━━━━━ EXERCISE PASSAGE ━━━━━
Written by Todd Card
Published by 8 Publishing
Have you ever had a really good idea but just didn’t have the slightest inkling how to execute it and bring it to life?
Author Todd Card has, and the result is Hell Cometh.
Hell Cometh is a zombie novel with some very solid concepts and ideas. There are artifacts in the world that, when touched by man, provide a doorway to Hell. Real, honest, filled-with-demons Hell. Touch them, and you’re a flesh suit for a really nasty demon just looking to rip that door open wide enough to bring big daddy Satan himself into our world and generally giving humanity the ultimate bad day.
After one of these artifacts is uncovered at a mine in Appalachia, that’s precisely what happens. A young boy touches the stone, and suddenly one of Satan’s sons hops in and starts the zombie apocalypse as a one-man infection machine. A rag-tag group of survivors has to take the artifact back where it was found and destroy it to end the plague, or Hell itself is going to show up right here on Earth.
━━━━━
Please duplicate the part of the review starting with "Author Todd Card" and going on through "here on Earth.". Work only from what the review says.
━━━━━ EXTRACTED RECORDS ━━━━━
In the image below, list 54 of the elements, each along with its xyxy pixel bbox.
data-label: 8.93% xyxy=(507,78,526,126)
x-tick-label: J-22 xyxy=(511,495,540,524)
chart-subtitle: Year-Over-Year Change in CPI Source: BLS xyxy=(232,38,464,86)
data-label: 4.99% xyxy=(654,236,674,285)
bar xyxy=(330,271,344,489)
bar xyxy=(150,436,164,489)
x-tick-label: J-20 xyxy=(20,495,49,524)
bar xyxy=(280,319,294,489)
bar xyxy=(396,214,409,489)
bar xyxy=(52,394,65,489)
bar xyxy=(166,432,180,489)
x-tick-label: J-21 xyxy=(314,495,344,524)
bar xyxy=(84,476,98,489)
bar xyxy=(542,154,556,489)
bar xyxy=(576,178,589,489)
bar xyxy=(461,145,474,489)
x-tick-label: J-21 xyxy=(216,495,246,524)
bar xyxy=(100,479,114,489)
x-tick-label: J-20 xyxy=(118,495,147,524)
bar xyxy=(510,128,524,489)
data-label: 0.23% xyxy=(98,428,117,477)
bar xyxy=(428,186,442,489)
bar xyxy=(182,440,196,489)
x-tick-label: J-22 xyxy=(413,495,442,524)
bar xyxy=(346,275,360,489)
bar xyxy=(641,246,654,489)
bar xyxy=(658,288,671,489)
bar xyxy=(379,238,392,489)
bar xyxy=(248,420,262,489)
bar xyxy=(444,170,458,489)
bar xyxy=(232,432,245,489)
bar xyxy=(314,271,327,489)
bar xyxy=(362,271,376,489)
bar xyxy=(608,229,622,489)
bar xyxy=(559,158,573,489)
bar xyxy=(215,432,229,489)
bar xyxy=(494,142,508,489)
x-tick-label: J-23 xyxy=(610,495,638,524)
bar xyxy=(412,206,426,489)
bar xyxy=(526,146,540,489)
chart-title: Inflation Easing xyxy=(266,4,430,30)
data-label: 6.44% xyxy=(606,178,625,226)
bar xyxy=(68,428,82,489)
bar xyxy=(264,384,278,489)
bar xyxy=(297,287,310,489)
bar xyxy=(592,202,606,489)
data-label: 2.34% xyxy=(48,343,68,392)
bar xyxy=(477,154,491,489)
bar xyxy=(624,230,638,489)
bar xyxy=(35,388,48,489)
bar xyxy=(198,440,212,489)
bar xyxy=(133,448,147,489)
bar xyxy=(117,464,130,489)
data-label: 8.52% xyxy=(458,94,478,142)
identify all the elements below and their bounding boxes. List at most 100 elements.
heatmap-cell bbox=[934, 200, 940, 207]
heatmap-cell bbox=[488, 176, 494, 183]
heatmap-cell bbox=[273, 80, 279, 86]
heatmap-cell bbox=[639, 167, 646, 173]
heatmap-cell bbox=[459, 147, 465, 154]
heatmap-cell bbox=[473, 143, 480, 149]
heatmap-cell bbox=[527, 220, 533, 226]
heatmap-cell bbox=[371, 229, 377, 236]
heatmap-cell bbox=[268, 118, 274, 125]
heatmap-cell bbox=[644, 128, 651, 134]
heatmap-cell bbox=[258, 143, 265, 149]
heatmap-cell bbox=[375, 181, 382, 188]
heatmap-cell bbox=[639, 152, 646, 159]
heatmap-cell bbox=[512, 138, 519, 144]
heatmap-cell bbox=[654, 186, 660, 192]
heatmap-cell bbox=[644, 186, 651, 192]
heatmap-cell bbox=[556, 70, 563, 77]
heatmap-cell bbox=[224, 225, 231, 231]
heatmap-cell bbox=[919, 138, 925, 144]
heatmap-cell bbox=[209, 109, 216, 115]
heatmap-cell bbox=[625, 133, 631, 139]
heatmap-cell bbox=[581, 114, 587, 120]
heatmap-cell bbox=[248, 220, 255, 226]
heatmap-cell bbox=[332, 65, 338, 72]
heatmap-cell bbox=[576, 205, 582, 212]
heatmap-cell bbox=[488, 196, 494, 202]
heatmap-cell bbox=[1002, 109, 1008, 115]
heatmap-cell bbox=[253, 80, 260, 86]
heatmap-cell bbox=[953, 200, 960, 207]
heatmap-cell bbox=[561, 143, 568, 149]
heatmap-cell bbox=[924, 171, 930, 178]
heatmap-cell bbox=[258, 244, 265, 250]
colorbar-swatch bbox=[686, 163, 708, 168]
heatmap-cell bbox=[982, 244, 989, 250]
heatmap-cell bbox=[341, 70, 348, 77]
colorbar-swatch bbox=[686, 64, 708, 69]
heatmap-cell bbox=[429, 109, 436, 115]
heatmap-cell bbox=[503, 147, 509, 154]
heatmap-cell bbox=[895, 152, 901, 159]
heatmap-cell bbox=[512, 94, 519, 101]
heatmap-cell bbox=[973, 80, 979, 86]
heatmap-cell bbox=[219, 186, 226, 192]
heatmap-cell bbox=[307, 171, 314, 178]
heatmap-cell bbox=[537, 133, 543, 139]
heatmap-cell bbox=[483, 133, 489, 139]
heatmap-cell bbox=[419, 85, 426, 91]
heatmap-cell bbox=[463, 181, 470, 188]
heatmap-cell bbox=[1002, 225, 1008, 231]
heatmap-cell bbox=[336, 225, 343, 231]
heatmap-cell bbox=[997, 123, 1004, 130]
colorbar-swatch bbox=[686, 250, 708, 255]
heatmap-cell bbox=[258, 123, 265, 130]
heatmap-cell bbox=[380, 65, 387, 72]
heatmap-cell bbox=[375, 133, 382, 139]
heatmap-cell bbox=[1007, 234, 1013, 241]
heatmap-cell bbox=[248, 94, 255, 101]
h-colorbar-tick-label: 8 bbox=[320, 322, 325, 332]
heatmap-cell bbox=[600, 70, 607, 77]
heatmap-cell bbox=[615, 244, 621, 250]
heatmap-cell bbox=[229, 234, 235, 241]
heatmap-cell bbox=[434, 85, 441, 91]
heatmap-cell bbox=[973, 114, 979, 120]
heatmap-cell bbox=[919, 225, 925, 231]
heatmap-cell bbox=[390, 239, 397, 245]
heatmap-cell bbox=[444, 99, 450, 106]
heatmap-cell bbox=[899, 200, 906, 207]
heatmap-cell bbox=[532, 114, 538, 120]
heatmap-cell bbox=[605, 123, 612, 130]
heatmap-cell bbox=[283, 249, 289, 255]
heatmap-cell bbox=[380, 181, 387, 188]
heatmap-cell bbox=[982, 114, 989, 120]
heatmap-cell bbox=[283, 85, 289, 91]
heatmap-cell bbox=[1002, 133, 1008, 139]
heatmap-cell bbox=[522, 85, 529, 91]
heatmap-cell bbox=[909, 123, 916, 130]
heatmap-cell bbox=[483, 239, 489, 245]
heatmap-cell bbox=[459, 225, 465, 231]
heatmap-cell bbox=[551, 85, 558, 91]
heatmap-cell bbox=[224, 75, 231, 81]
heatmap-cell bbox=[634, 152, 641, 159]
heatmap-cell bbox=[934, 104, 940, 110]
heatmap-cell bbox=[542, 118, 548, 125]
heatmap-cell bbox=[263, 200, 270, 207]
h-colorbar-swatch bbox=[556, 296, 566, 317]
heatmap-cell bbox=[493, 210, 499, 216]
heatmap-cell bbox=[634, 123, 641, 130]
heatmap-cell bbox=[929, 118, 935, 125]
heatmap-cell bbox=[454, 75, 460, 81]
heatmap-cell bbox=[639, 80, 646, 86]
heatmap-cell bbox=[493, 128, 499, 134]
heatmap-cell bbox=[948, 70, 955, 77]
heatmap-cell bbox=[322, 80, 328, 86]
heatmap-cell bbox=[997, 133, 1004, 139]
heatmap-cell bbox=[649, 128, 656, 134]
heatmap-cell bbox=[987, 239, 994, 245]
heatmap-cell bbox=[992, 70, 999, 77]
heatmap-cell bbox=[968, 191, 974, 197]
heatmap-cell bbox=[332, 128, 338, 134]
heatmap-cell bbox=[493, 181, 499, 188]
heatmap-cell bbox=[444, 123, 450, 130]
━━━━━
## SOLUTION TO THIS EXERCISE
Author Todd Card has, and the result is Hell Cometh.
Hell Cometh is a zombie novel with some very solid concepts and ideas. There are artifacts in the world that, when touched by man, provide a doorway to Hell. Real, honest, filled-with-demons Hell. Touch them, and you’re a flesh suit for a really nasty demon just looking to rip that door open wide enough to bring big daddy Satan himself into our world and generally giving humanity the ultimate bad day.
After one of these artifacts is uncovered at a mine in Appalachia, that’s precisely what happens. A young boy touches the stone, and suddenly one of Satan’s sons hops in and starts the zombie apocalypse as a one-man infection machine. A rag-tag group of survivors has to take the artifact back where it was found and destroy it to end the plague, or Hell itself is going to show up right here on Earth.